→ **REQUIRED WORK**
Restate every line of the material, word for word.

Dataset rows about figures
■ ■ ■ ■
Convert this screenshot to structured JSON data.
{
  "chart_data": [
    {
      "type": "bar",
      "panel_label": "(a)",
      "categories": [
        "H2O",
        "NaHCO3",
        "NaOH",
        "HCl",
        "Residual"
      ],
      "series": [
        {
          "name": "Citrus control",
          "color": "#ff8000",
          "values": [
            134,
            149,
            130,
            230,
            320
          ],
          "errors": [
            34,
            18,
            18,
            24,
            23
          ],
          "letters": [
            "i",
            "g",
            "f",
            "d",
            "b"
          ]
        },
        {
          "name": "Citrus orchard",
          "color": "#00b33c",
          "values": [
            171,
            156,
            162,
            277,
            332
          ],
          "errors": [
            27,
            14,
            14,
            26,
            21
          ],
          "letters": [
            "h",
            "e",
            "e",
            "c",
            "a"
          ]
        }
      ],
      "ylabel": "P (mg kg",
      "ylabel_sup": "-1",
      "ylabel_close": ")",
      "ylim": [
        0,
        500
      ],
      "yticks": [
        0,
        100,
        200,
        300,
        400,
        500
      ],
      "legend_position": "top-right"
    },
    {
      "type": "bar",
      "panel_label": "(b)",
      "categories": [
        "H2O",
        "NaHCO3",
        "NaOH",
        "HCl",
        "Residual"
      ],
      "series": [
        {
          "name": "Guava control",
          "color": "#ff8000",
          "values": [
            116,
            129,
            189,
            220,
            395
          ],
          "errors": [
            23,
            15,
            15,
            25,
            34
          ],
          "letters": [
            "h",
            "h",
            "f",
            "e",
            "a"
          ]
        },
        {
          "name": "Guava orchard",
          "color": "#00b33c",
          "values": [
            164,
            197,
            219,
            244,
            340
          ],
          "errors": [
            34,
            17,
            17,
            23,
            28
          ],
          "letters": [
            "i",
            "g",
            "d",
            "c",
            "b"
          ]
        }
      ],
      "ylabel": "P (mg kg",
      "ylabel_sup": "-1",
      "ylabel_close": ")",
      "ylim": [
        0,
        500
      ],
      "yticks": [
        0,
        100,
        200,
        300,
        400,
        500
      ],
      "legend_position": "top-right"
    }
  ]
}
■ ■ ■ ■
→ **TASK RESPONSE**
Convert this screenshot to structured JSON data.
{
  "chart_data": [
    {
      "type": "bar",
      "panel_label": "(a)",
      "categories": [
        "H2O",
        "NaHCO3",
        "NaOH",
        "HCl",
        "Residual"
      ],
      "series": [
        {
          "name": "Citrus control",
          "color": "#ff8000",
          "values": [
            134,
            149,
            130,
            230,
            320
          ],
          "errors": [
            34,
            18,
            18,
            24,
            23
          ],
          "letters": [
            "i",
            "g",
            "f",
            "d",
            "b"
          ]
        },
        {
          "name": "Citrus orchard",
          "color": "#00b33c",
          "values": [
            171,
            156,
            162,
            277,
            332
          ],
          "errors": [
            27,
            14,
            14,
            26,
            21
          ],
          "letters": [
            "h",
            "e",
            "e",
            "c",
            "a"
          ]
        }
      ],
      "ylabel": "P (mg kg",
      "ylabel_sup": "-1",
      "ylabel_close": ")",
      "ylim": [
        0,
        500
      ],
      "yticks": [
        0,
        100,
        200,
        300,
        400,
        500
      ],
      "legend_position": "top-right"
    },
    {
      "type": "bar",
      "panel_label": "(b)",
      "categories": [
        "H2O",
        "NaHCO3",
        "NaOH",
        "HCl",
        "Residual"
      ],
      "series": [
        {
          "name": "Guava control",
          "color": "#ff8000",
          "values": [
            116,
            129,
            189,
            220,
            395
          ],
          "errors": [
            23,
            15,
            15,
            25,
            34
          ],
          "letters": [
            "h",
            "h",
            "f",
            "e",
            "a"
          ]
        },
        {
          "name": "Guava orchard",
          "color": "#00b33c",
          "values": [
            164,
            197,
            219,
            244,
            340
          ],
          "errors": [
            34,
            17,
            17,
            23,
            28
          ],
          "letters": [
            "i",
            "g",
            "d",
            "c",
            "b"
          ]
        }
      ],
      "ylabel": "P (mg kg",
      "ylabel_sup": "-1",
      "ylabel_close": ")",
      "ylim": [
        0,
        500
      ],
      "yticks": [
        0,
        100,
        200,
        300,
        400,
        500
      ],
      "legend_position": "top-right"
    }
  ]
}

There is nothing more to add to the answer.